▶ _WHAT YOU WILL DO_: Each entry has to be copied exactly, with nothing missed.
─── ENTRIES SHOWN
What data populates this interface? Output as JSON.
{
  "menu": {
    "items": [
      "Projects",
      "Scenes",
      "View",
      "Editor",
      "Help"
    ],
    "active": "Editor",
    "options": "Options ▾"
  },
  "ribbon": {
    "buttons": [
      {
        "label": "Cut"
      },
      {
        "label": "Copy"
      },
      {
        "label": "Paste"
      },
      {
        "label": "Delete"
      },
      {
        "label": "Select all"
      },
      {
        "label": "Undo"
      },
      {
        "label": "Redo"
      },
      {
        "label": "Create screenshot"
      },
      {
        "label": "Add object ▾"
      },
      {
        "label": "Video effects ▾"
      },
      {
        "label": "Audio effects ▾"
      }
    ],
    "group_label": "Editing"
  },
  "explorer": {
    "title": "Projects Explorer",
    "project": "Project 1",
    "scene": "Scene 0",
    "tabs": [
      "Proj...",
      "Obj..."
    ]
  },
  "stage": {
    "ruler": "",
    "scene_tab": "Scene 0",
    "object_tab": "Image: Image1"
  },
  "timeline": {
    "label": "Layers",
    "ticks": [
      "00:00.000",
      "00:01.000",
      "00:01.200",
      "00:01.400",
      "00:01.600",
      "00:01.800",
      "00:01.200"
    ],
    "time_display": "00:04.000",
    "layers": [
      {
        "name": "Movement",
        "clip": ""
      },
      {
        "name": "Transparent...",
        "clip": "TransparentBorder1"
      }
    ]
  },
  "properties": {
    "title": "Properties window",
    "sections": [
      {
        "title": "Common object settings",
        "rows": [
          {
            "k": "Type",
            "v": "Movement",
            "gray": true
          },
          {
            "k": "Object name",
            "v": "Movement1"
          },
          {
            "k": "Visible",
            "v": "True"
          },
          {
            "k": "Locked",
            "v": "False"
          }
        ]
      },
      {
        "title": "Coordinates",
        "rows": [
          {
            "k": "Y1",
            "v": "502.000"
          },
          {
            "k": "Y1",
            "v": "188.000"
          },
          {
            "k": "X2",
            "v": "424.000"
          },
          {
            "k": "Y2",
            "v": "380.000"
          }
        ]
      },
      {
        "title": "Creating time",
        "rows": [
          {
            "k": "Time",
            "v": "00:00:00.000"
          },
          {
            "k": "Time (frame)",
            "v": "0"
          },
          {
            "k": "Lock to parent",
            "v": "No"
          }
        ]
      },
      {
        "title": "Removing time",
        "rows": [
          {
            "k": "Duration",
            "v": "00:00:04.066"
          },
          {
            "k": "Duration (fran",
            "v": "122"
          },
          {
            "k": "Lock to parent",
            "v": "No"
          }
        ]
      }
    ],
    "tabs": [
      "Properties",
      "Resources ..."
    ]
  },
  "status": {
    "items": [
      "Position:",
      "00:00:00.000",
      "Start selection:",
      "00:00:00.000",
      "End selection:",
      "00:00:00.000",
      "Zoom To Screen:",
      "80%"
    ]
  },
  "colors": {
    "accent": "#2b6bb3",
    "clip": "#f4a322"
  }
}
──────
▶ _SOLUTION_:
What data populates this interface? Output as JSON.
{
  "menu": {
    "items": [
      "Projects",
      "Scenes",
      "View",
      "Editor",
      "Help"
    ],
    "active": "Editor",
    "options": "Options ▾"
  },
  "ribbon": {
    "buttons": [
      {
        "label": "Cut"
      },
      {
        "label": "Copy"
      },
      {
        "label": "Paste"
      },
      {
        "label": "Delete"
      },
      {
        "label": "Select all"
      },
      {
        "label": "Undo"
      },
      {
        "label": "Redo"
      },
      {
        "label": "Create screenshot"
      },
      {
        "label": "Add object ▾"
      },
      {
        "label": "Video effects ▾"
      },
      {
        "label": "Audio effects ▾"
      }
    ],
    "group_label": "Editing"
  },
  "explorer": {
    "title": "Projects Explorer",
    "project": "Project 1",
    "scene": "Scene 0",
    "tabs": [
      "Proj...",
      "Obj..."
    ]
  },
  "stage": {
    "ruler": "",
    "scene_tab": "Scene 0",
    "object_tab": "Image: Image1"
  },
  "timeline": {
    "label": "Layers",
    "ticks": [
      "00:00.000",
      "00:01.000",
      "00:01.200",
      "00:01.400",
      "00:01.600",
      "00:01.800",
      "00:01.200"
    ],
    "time_display": "00:04.000",
    "layers": [
      {
        "name": "Movement",
        "clip": ""
      },
      {
        "name": "Transparent...",
        "clip": "TransparentBorder1"
      }
    ]
  },
  "properties": {
    "title": "Properties window",
    "sections": [
      {
        "title": "Common object settings",
        "rows": [
          {
            "k": "Type",
            "v": "Movement",
            "gray": true
          },
          {
            "k": "Object name",
            "v": "Movement1"
          },
          {
            "k": "Visible",
            "v": "True"
          },
          {
            "k": "Locked",
            "v": "False"
          }
        ]
      },
      {
        "title": "Coordinates",
        "rows": [
          {
            "k": "Y1",
            "v": "502.000"
          },
          {
            "k": "Y1",
            "v": "188.000"
          },
          {
            "k": "X2",
            "v": "424.000"
          },
          {
            "k": "Y2",
            "v": "380.000"
          }
        ]
      },
      {
        "title": "Creating time",
        "rows": [
          {
            "k": "Time",
            "v": "00:00:00.000"
          },
          {
            "k": "Time (frame)",
            "v": "0"
          },
          {
            "k": "Lock to parent",
            "v": "No"
          }
        ]
      },
      {
        "title": "Removing time",
        "rows": [
          {
            "k": "Duration",
            "v": "00:00:04.066"
          },
          {
            "k": "Duration (fran",
            "v": "122"
          },
          {
            "k": "Lock to parent",
            "v": "No"
          }
        ]
      }
    ],
    "tabs": [
      "Properties",
      "Resources ..."
    ]
  },
  "status": {
    "items": [
      "Position:",
      "00:00:00.000",
      "Start selection:",
      "00:00:00.000",
      "End selection:",
      "00:00:00.000",
      "Zoom To Screen:",
      "80%"
    ]
  },
  "colors": {
    "accent": "#2b6bb3",
    "clip": "#f4a322"
  }
}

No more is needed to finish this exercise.